**INSTRUCTIONS FOR THE TASK**
Extract every line that contains the string "Campaigns".

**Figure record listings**
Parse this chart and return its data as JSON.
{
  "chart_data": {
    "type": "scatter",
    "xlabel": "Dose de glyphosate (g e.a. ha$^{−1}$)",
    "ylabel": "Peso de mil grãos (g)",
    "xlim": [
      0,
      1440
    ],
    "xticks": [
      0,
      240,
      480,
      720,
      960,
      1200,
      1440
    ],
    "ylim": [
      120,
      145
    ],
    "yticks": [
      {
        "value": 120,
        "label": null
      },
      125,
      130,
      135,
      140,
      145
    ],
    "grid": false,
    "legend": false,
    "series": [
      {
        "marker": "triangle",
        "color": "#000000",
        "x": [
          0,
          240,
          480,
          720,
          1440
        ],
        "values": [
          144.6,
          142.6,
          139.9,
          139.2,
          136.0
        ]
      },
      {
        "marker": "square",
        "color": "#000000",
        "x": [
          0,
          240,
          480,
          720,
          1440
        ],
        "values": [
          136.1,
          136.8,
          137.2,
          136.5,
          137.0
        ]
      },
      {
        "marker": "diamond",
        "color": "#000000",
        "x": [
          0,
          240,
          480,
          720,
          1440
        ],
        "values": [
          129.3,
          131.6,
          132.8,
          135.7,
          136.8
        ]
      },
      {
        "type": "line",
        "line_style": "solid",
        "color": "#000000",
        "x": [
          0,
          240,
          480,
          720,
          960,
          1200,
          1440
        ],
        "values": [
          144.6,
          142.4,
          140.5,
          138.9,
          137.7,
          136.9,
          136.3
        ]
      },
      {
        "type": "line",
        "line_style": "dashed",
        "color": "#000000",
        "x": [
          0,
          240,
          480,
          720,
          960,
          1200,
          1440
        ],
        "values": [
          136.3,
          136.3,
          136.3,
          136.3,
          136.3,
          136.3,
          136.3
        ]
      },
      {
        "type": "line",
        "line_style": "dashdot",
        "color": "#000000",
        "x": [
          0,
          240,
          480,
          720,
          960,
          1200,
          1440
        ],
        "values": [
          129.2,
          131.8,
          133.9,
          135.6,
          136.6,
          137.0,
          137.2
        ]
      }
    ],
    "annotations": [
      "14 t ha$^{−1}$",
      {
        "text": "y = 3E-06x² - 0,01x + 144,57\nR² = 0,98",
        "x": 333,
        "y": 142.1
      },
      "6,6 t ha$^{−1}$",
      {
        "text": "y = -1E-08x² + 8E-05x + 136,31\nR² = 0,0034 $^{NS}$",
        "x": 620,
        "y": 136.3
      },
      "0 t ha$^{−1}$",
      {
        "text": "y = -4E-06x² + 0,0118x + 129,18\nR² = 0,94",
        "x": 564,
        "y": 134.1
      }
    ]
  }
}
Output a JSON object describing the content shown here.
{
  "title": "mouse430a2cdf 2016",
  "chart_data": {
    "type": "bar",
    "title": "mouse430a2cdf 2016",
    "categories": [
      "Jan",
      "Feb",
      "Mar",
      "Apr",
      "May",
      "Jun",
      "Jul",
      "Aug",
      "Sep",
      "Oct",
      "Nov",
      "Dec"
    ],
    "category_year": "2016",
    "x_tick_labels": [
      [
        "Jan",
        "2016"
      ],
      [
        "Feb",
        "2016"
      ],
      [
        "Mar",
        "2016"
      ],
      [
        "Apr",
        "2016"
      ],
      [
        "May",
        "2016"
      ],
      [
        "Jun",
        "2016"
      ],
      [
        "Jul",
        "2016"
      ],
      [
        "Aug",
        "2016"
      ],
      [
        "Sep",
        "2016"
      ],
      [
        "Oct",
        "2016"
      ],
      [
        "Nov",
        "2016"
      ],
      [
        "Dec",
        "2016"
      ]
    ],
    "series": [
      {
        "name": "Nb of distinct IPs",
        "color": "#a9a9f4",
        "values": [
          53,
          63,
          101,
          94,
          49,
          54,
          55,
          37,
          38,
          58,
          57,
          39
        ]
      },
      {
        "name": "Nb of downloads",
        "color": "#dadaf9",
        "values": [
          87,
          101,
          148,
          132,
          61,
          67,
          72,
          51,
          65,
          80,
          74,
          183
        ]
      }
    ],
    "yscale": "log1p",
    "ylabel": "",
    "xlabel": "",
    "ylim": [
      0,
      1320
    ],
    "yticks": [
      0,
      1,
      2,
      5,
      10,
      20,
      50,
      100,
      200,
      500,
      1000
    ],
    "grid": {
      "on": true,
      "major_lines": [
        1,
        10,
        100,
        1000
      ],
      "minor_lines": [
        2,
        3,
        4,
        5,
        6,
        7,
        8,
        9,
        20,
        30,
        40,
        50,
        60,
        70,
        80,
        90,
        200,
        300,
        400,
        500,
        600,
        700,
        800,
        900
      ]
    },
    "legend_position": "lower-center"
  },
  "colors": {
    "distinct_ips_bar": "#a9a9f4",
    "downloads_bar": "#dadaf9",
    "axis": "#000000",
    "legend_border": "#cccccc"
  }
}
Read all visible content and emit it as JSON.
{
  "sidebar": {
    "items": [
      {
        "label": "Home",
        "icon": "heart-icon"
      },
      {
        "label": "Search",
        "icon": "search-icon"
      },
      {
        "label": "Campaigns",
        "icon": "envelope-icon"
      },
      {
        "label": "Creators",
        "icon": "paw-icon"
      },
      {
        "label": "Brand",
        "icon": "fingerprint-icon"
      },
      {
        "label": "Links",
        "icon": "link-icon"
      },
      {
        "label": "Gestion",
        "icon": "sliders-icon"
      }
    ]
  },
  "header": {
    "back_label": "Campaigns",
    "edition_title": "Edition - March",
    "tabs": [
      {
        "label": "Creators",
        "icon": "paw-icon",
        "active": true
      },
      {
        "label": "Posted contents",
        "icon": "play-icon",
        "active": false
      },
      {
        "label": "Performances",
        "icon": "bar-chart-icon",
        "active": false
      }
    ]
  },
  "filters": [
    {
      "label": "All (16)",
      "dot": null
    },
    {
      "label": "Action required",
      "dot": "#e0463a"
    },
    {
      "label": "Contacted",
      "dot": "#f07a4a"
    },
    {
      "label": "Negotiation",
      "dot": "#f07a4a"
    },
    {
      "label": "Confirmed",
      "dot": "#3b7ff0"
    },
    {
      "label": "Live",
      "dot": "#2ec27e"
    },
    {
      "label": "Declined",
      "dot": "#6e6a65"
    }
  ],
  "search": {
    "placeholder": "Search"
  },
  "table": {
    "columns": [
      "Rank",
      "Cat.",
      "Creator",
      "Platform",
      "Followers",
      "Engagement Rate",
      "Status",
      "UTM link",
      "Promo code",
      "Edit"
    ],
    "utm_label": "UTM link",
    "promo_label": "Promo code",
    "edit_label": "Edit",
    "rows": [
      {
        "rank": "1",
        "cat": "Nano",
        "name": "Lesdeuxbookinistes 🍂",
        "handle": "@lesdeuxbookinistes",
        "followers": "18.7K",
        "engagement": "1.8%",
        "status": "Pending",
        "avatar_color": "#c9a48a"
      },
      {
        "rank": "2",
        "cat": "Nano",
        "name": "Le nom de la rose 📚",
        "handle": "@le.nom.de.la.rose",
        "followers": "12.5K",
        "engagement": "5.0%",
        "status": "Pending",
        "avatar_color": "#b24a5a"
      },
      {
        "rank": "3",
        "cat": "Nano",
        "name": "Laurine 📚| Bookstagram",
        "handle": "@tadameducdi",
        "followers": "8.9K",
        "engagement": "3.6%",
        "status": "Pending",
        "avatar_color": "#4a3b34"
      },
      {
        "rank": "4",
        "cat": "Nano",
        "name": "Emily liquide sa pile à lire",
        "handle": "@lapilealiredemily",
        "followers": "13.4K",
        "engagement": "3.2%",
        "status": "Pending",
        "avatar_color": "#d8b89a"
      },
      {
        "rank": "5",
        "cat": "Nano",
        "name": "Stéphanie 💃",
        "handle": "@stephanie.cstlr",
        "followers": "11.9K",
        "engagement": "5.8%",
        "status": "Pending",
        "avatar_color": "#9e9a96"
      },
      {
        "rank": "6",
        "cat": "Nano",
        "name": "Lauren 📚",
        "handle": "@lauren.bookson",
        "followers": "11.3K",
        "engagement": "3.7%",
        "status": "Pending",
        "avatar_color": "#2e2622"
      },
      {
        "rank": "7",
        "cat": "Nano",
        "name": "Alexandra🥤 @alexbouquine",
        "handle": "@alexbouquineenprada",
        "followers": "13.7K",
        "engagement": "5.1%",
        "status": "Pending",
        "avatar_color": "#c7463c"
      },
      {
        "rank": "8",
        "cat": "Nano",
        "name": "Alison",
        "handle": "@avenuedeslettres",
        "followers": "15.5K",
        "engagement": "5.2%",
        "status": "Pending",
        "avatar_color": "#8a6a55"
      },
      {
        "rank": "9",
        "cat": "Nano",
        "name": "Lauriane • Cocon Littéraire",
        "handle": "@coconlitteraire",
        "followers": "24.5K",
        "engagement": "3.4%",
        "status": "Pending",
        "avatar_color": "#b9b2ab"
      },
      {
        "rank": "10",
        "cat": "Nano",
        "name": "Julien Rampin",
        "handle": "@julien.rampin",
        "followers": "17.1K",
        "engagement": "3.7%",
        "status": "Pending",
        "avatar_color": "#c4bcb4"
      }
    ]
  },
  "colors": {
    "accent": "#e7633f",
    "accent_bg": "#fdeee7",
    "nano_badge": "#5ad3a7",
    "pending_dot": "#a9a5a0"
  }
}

**ANSWER FOR THE TASK**
        "label": "Campaigns",
    "back_label": "Campaigns",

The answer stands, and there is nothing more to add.